◆ **Goal**: Please collect each line of the listing below that contains the string "可用作净水", copying every such line in full.

— START Extracted records —

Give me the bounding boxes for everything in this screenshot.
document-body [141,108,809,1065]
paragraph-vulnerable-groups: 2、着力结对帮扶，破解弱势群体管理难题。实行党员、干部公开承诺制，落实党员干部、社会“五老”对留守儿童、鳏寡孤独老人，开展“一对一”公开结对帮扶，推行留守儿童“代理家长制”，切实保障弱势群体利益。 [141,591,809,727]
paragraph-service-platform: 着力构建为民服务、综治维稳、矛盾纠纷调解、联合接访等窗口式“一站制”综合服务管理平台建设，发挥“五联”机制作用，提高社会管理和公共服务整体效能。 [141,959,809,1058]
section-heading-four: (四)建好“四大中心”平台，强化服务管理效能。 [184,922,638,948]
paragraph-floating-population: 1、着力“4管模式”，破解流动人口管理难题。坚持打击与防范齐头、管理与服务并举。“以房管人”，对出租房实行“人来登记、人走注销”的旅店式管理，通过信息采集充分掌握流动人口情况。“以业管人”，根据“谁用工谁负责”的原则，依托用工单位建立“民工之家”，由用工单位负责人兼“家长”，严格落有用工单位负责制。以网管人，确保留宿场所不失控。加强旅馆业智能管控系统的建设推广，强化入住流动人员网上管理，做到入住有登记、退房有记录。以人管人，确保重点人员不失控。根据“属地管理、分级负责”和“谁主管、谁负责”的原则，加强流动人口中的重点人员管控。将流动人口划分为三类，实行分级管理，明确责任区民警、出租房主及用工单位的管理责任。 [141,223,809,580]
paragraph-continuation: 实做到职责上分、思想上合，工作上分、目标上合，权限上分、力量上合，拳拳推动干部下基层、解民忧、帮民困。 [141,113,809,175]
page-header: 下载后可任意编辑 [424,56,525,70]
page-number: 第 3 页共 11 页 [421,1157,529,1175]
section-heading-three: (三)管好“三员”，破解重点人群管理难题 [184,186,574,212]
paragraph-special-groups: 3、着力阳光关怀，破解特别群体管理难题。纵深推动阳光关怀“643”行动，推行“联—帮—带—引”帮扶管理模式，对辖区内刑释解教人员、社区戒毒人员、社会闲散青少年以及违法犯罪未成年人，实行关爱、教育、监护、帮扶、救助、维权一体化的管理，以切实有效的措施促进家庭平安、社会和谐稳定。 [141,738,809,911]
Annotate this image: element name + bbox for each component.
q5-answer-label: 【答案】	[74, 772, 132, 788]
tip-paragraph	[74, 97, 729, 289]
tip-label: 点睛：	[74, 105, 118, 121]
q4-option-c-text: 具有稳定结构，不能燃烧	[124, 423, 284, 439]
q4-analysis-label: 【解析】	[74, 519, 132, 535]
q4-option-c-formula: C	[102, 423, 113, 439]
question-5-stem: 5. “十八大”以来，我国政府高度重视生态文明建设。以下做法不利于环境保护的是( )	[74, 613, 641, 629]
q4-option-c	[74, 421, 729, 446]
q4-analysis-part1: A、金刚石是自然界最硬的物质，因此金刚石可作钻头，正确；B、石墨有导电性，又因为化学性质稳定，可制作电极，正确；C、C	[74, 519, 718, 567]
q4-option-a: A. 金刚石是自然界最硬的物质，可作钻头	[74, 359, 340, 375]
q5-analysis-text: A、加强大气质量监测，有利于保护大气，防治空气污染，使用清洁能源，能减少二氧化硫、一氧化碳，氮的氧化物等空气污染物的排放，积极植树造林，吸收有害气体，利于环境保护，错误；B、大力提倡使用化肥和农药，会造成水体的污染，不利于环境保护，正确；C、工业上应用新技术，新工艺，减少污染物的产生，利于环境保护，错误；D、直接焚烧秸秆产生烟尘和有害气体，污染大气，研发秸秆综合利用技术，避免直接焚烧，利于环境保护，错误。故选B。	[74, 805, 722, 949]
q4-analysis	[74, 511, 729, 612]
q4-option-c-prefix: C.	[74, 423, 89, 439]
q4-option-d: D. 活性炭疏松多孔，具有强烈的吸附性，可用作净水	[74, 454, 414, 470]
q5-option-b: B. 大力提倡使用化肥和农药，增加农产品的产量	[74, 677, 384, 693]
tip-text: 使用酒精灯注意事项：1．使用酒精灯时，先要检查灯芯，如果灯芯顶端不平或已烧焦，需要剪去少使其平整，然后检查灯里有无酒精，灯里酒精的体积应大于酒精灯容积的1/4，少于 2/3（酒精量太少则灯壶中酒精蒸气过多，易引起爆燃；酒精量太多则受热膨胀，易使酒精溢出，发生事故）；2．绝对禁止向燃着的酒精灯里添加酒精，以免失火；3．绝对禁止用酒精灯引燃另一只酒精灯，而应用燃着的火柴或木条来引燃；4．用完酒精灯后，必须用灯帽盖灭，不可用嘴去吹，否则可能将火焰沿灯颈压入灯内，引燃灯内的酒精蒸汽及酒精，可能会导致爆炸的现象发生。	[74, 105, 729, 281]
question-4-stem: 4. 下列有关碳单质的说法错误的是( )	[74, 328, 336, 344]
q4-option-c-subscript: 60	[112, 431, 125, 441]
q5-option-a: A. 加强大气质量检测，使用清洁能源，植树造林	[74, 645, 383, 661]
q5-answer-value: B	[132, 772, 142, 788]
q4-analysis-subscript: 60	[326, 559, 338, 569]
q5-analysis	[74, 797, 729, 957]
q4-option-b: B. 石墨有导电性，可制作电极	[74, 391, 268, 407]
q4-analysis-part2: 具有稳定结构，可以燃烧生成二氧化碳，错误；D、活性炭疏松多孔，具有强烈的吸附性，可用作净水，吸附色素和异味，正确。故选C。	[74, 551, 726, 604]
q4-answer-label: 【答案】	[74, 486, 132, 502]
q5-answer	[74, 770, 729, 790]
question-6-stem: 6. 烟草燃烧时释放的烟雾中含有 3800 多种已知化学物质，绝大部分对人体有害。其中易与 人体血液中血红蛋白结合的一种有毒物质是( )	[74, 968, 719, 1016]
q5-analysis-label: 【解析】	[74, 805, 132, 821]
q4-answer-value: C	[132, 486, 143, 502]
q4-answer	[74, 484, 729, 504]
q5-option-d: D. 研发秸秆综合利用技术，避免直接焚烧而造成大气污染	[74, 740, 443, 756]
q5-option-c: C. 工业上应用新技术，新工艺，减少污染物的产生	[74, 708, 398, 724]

— END Extracted records —

◆ **Written solution**:
q4-option-d: D. 活性炭疏松多孔，具有强烈的吸附性，可用作净水	[74, 454, 414, 470]
q4-analysis-part2: 具有稳定结构，可以燃烧生成二氧化碳，错误；D、活性炭疏松多孔，具有强烈的吸附性，可用作净水，吸附色素和异味，正确。故选C。	[74, 551, 726, 604]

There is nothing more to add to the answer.